*EXERCISE INPUT*:
· · · ·
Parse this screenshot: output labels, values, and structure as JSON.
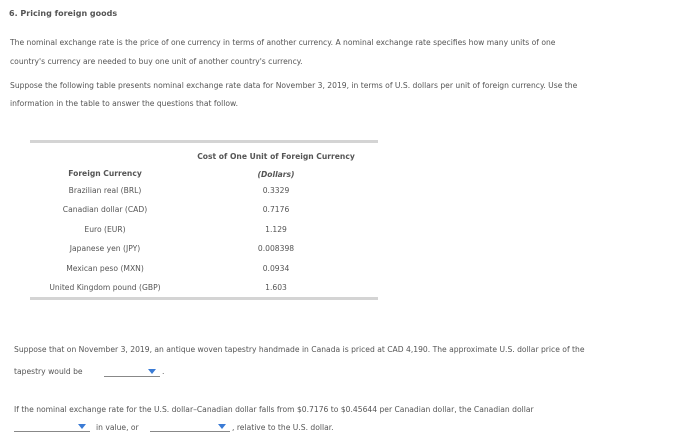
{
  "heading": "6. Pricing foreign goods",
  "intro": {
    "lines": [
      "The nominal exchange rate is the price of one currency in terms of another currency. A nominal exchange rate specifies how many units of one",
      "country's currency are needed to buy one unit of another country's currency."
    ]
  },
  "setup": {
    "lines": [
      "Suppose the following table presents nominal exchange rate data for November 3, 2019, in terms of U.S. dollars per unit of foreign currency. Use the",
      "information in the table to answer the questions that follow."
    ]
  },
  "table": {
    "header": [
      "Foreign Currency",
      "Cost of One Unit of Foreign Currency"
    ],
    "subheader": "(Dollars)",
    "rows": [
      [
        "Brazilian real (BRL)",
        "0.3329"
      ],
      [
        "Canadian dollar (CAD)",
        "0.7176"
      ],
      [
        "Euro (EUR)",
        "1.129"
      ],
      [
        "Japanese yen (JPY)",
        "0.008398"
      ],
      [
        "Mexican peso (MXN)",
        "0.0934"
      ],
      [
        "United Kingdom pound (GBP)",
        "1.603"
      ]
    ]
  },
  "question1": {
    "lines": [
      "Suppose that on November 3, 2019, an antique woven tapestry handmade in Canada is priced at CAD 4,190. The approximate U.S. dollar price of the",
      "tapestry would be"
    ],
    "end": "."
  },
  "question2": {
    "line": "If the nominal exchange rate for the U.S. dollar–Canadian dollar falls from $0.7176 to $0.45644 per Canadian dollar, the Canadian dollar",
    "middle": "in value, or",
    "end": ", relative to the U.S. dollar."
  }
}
· · · ·
*PROBLEM DETAILS*:
Give back the entries verbatim. Do not include any picture.

*TASK RESULT*:
Parse this screenshot: output labels, values, and structure as JSON.
{
  "heading": "6. Pricing foreign goods",
  "intro": {
    "lines": [
      "The nominal exchange rate is the price of one currency in terms of another currency. A nominal exchange rate specifies how many units of one",
      "country's currency are needed to buy one unit of another country's currency."
    ]
  },
  "setup": {
    "lines": [
      "Suppose the following table presents nominal exchange rate data for November 3, 2019, in terms of U.S. dollars per unit of foreign currency. Use the",
      "information in the table to answer the questions that follow."
    ]
  },
  "table": {
    "header": [
      "Foreign Currency",
      "Cost of One Unit of Foreign Currency"
    ],
    "subheader": "(Dollars)",
    "rows": [
      [
        "Brazilian real (BRL)",
        "0.3329"
      ],
      [
        "Canadian dollar (CAD)",
        "0.7176"
      ],
      [
        "Euro (EUR)",
        "1.129"
      ],
      [
        "Japanese yen (JPY)",
        "0.008398"
      ],
      [
        "Mexican peso (MXN)",
        "0.0934"
      ],
      [
        "United Kingdom pound (GBP)",
        "1.603"
      ]
    ]
  },
  "question1": {
    "lines": [
      "Suppose that on November 3, 2019, an antique woven tapestry handmade in Canada is priced at CAD 4,190. The approximate U.S. dollar price of the",
      "tapestry would be"
    ],
    "end": "."
  },
  "question2": {
    "line": "If the nominal exchange rate for the U.S. dollar–Canadian dollar falls from $0.7176 to $0.45644 per Canadian dollar, the Canadian dollar",
    "middle": "in value, or",
    "end": ", relative to the U.S. dollar."
  }
}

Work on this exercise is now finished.